Tuesday, February 9, 2010

The Life of a Teacher Day 5

Well, here I am again and let me tell you what has happened. I have spent most nights grading and preparing for class. I am creating a new project for our exponential growth and decay unit. The project involves bacterial growth, compounding interest on home loans, student loans, credit cards and certificates of deposit. In addition, I will be creating radioactive decay problems for the radioactive isotope, Carbon-14. The students will learn such things as the procedures used by geologists and archaeologists when dating rocks and how much interest would be paid for a thirty-year mortgage loan (interest compounded monthly in the U.S. while in Canada it is compounded semi-annually....Canadian always get it right....health care and home loans!).

Now, for the bad part. Let me tell you what some of my students did the day of the exam. I had some students show up to the mathematics office with a third of their chapter review packet completed and told me that they didn't know how to complete or even start the blank problems. I responded, "Oh really, could you please take out your notes?" and I proceeded to show them similar problems from their notes to problems from their review packets. Surprisingly (sarcastically), my students were able to complete their problems by looking back at their notes!! So, I ask myself, where is the disconnect in the brain of an adolescent? Do they not understand that there is a reason we take notes in class? Apparently, in their minds we just take notes so they have something to put in their mathematics folder to show their parents! OMG children, GET ON THE BALL!! Use your brains!! By now, students in their adolescent years should be able to put two and two together and get four!

Then, another student says to me during the exam, "I was not present when we did this particular section, so I do not know how to do these problems." Now, let me just say before I go any further that this is one of the most frequently used excuses in my eleven years of teaching. It is a horrible excuse. One of the worst excuses of all times next to the old "my dog ate my homework" excuse. So, here is how it works. The student misses a day of class and never retrieves the notes for the section that they missed (which, by the way, are posted on my website along with a daily schedule of events, homework, and sections completed in class) and then they wait all the way until exam day to let me know that they never understood the day they missed two weeks ago. Moreover, the students expect me to sympathize with their situation. But, guess what?, I do not sympathize with them. I tell them that they have had plenty of time to come in for help and now they must pay the consequences of their poor choices. That is life! Everyone pays for their actions or lack there of.

▶ _Task description_: According to the blog post about a teacher's day, how many years has the writer been teaching?

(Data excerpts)

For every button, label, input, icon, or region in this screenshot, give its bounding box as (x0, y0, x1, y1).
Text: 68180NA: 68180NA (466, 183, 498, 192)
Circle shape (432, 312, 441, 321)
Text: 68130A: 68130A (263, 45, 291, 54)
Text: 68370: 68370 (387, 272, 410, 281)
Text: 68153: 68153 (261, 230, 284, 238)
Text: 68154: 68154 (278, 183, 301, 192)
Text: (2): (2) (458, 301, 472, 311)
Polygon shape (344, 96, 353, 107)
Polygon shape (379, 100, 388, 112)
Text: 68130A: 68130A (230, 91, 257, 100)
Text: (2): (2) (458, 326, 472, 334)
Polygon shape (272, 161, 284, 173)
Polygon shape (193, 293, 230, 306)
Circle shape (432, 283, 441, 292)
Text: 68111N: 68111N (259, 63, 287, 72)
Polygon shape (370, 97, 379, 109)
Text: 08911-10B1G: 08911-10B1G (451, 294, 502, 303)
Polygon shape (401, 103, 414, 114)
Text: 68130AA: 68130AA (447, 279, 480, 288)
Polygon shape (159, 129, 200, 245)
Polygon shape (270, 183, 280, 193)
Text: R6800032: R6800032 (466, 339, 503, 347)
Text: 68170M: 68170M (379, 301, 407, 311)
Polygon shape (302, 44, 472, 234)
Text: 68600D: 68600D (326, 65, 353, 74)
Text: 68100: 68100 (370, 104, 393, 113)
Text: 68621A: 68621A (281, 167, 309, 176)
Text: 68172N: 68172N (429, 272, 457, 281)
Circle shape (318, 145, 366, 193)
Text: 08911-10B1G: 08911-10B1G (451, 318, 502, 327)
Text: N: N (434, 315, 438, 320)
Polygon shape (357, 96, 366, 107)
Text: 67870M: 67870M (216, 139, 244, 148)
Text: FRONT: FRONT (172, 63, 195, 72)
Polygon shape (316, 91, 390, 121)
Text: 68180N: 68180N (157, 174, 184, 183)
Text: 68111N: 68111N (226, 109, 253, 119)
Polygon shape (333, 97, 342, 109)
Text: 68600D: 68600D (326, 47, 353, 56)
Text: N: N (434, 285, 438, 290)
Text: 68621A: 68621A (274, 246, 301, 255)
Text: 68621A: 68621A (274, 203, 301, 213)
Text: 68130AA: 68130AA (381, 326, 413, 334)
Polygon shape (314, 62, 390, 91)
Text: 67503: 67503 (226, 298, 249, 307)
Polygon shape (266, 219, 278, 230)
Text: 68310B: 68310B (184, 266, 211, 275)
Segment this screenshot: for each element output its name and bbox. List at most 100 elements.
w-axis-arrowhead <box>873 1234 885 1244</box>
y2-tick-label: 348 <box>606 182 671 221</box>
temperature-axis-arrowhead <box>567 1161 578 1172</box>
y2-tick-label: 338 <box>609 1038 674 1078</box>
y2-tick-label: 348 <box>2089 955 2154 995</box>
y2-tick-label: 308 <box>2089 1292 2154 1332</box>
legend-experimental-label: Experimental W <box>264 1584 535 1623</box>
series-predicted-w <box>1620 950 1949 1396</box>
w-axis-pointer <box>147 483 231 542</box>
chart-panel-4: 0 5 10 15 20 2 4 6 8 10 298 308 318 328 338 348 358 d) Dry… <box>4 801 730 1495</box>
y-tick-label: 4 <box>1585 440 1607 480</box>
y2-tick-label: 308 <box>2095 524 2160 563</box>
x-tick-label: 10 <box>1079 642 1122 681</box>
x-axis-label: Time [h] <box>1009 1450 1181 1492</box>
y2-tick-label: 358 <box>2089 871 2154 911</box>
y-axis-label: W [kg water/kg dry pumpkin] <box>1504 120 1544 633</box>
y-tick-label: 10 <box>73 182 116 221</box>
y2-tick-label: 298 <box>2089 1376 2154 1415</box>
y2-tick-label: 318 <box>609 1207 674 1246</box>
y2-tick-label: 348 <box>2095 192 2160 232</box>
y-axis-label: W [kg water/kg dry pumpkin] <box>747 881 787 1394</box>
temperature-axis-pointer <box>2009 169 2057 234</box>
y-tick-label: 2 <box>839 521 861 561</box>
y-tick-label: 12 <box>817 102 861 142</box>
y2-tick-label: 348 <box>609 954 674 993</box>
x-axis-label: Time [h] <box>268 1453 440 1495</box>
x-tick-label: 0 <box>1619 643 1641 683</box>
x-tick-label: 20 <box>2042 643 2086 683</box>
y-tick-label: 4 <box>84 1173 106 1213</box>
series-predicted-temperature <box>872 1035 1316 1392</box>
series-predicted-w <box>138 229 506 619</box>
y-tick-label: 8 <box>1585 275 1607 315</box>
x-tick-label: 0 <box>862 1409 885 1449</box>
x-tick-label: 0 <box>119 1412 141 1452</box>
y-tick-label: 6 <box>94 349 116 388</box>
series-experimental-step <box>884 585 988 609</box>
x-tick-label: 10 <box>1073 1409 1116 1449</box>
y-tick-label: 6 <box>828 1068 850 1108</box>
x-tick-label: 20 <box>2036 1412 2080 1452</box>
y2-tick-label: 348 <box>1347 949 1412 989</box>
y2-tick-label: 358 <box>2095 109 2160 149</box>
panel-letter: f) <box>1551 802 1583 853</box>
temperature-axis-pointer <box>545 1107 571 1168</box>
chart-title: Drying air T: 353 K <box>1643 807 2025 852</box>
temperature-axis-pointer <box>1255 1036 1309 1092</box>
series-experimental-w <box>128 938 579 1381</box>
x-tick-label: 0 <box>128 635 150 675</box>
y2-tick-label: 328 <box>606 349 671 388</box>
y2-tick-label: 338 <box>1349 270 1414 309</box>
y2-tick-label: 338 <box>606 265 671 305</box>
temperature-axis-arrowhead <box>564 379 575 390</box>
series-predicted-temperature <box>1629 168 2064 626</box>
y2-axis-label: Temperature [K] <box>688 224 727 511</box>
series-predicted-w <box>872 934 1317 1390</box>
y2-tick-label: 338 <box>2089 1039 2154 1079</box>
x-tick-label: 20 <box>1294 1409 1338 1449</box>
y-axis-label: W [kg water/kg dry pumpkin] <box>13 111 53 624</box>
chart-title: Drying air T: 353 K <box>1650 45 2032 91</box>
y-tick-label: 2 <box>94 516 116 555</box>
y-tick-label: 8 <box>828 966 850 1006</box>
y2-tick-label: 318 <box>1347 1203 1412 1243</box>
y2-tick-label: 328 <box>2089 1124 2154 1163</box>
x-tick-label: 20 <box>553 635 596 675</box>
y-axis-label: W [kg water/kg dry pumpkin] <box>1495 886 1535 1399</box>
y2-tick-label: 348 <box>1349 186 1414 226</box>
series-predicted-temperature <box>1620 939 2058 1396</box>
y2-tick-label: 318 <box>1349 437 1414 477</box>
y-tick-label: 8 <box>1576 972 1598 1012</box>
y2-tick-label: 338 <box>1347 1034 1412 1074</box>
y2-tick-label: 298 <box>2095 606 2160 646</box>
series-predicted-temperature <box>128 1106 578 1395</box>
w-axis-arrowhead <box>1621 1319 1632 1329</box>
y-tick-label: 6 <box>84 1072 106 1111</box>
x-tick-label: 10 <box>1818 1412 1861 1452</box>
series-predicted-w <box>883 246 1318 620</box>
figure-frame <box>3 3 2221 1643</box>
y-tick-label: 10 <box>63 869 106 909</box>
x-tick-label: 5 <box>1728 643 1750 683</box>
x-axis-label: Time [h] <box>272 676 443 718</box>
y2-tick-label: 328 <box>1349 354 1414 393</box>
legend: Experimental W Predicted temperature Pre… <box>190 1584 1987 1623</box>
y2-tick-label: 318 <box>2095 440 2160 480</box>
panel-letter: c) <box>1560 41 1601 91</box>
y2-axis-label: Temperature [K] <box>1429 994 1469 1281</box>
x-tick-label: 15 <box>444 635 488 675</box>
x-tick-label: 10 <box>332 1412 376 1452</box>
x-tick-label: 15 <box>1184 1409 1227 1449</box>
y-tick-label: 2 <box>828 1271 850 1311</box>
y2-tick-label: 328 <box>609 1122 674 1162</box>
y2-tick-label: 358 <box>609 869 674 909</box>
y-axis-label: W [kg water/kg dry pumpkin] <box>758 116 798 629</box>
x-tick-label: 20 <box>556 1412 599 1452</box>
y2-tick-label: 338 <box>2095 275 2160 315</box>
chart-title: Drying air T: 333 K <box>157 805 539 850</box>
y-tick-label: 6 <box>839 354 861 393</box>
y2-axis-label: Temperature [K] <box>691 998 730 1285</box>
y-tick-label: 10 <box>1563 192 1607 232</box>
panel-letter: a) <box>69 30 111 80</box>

▶ _Solved problem_: Eleven years.